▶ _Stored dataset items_
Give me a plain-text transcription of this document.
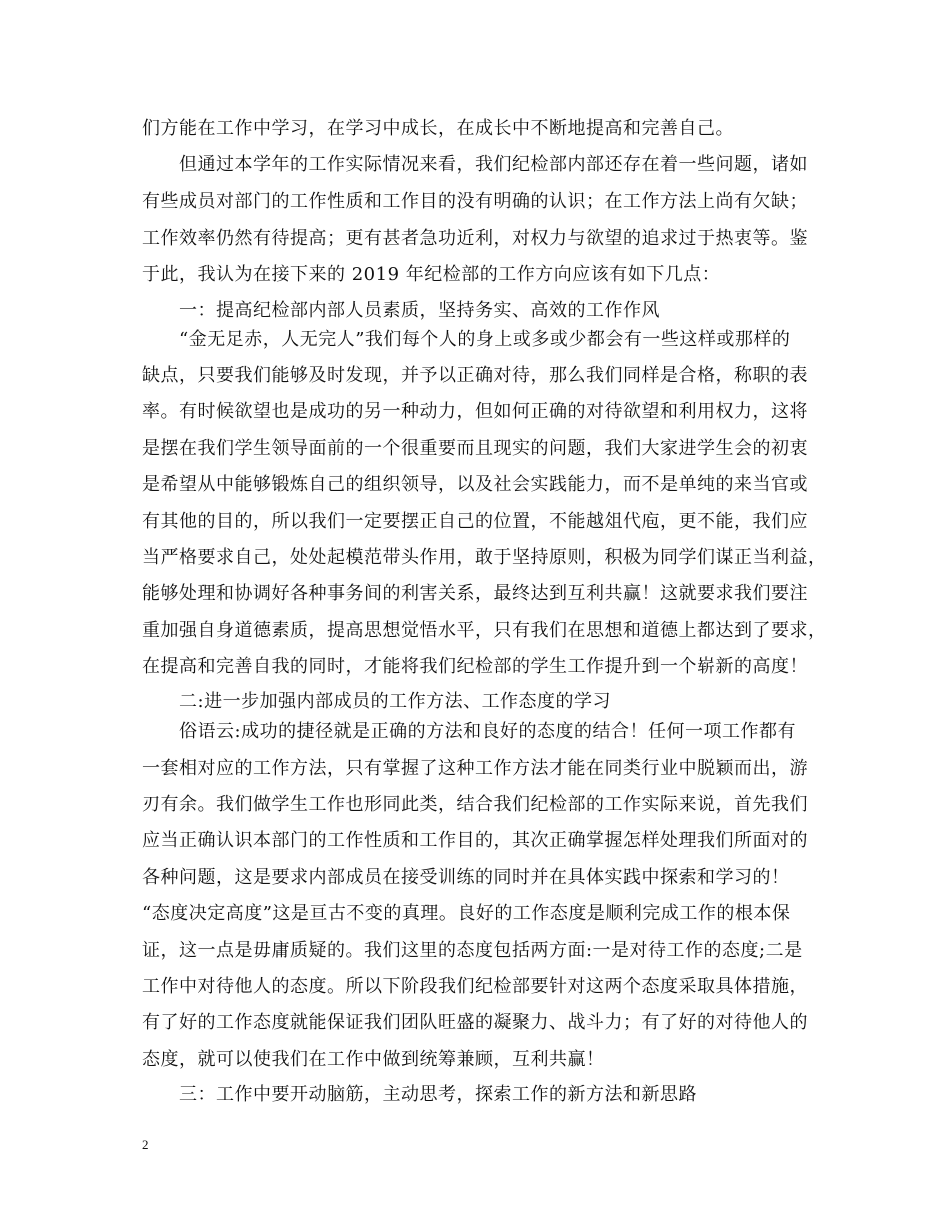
们方能在工作中学习，在学习中成长，在成长中不断地提高和完善自己。
　　但通过本学年的工作实际情况来看，我们纪检部内部还存在着一些问题，诸如
有些成员对部门的工作性质和工作目的没有明确的认识；在工作方法上尚有欠缺；
工作效率仍然有待提高；更有甚者急功近利，对权力与欲望的追求过于热衷等。鉴
于此，我认为在接下来的 2019 年纪检部的工作方向应该有如下几点：
　　一：提高纪检部内部人员素质，坚持务实、高效的工作作风
　　“金无足赤，人无完人”我们每个人的身上或多或少都会有一些这样或那样的
缺点，只要我们能够及时发现，并予以正确对待，那么我们同样是合格，称职的表
率。有时候欲望也是成功的另一种动力，但如何正确的对待欲望和利用权力，这将
是摆在我们学生领导面前的一个很重要而且现实的问题，我们大家进学生会的初衷
是希望从中能够锻炼自己的组织领导，以及社会实践能力，而不是单纯的来当官或
有其他的目的，所以我们一定要摆正自己的位置，不能越俎代庖，更不能，我们应
当严格要求自己，处处起模范带头作用，敢于坚持原则，积极为同学们谋正当利益，
能够处理和协调好各种事务间的利害关系，最终达到互利共赢！这就要求我们要注
重加强自身道德素质，提高思想觉悟水平，只有我们在思想和道德上都达到了要求，
在提高和完善自我的同时，才能将我们纪检部的学生工作提升到一个崭新的高度！
　　二:进一步加强内部成员的工作方法、工作态度的学习
　　俗语云:成功的捷径就是正确的方法和良好的态度的结合！任何一项工作都有
一套相对应的工作方法，只有掌握了这种工作方法才能在同类行业中脱颖而出，游
刃有余。我们做学生工作也形同此类，结合我们纪检部的工作实际来说，首先我们
应当正确认识本部门的工作性质和工作目的，其次正确掌握怎样处理我们所面对的
各种问题，这是要求内部成员在接受训练的同时并在具体实践中探索和学习的！
“态度决定高度”这是亘古不变的真理。良好的工作态度是顺利完成工作的根本保
证，这一点是毋庸质疑的。我们这里的态度包括两方面:一是对待工作的态度;二是
工作中对待他人的态度。所以下阶段我们纪检部要针对这两个态度采取具体措施，
有了好的工作态度就能保证我们团队旺盛的凝聚力、战斗力；有了好的对待他人的
态度，就可以使我们在工作中做到统筹兼顾，互利共赢！
　　三：工作中要开动脑筋，主动思考，探索工作的新方法和新思路
2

▶ _Short task_
From the material above, reproduce everything verbatim except the pictures.

▶ _Problem solution_
Give me a plain-text transcription of this document.
们方能在工作中学习，在学习中成长，在成长中不断地提高和完善自己。
　　但通过本学年的工作实际情况来看，我们纪检部内部还存在着一些问题，诸如
有些成员对部门的工作性质和工作目的没有明确的认识；在工作方法上尚有欠缺；
工作效率仍然有待提高；更有甚者急功近利，对权力与欲望的追求过于热衷等。鉴
于此，我认为在接下来的 2019 年纪检部的工作方向应该有如下几点：
　　一：提高纪检部内部人员素质，坚持务实、高效的工作作风
　　“金无足赤，人无完人”我们每个人的身上或多或少都会有一些这样或那样的
缺点，只要我们能够及时发现，并予以正确对待，那么我们同样是合格，称职的表
率。有时候欲望也是成功的另一种动力，但如何正确的对待欲望和利用权力，这将
是摆在我们学生领导面前的一个很重要而且现实的问题，我们大家进学生会的初衷
是希望从中能够锻炼自己的组织领导，以及社会实践能力，而不是单纯的来当官或
有其他的目的，所以我们一定要摆正自己的位置，不能越俎代庖，更不能，我们应
当严格要求自己，处处起模范带头作用，敢于坚持原则，积极为同学们谋正当利益，
能够处理和协调好各种事务间的利害关系，最终达到互利共赢！这就要求我们要注
重加强自身道德素质，提高思想觉悟水平，只有我们在思想和道德上都达到了要求，
在提高和完善自我的同时，才能将我们纪检部的学生工作提升到一个崭新的高度！
　　二:进一步加强内部成员的工作方法、工作态度的学习
　　俗语云:成功的捷径就是正确的方法和良好的态度的结合！任何一项工作都有
一套相对应的工作方法，只有掌握了这种工作方法才能在同类行业中脱颖而出，游
刃有余。我们做学生工作也形同此类，结合我们纪检部的工作实际来说，首先我们
应当正确认识本部门的工作性质和工作目的，其次正确掌握怎样处理我们所面对的
各种问题，这是要求内部成员在接受训练的同时并在具体实践中探索和学习的！
“态度决定高度”这是亘古不变的真理。良好的工作态度是顺利完成工作的根本保
证，这一点是毋庸质疑的。我们这里的态度包括两方面:一是对待工作的态度;二是
工作中对待他人的态度。所以下阶段我们纪检部要针对这两个态度采取具体措施，
有了好的工作态度就能保证我们团队旺盛的凝聚力、战斗力；有了好的对待他人的
态度，就可以使我们在工作中做到统筹兼顾，互利共赢！
　　三：工作中要开动脑筋，主动思考，探索工作的新方法和新思路
2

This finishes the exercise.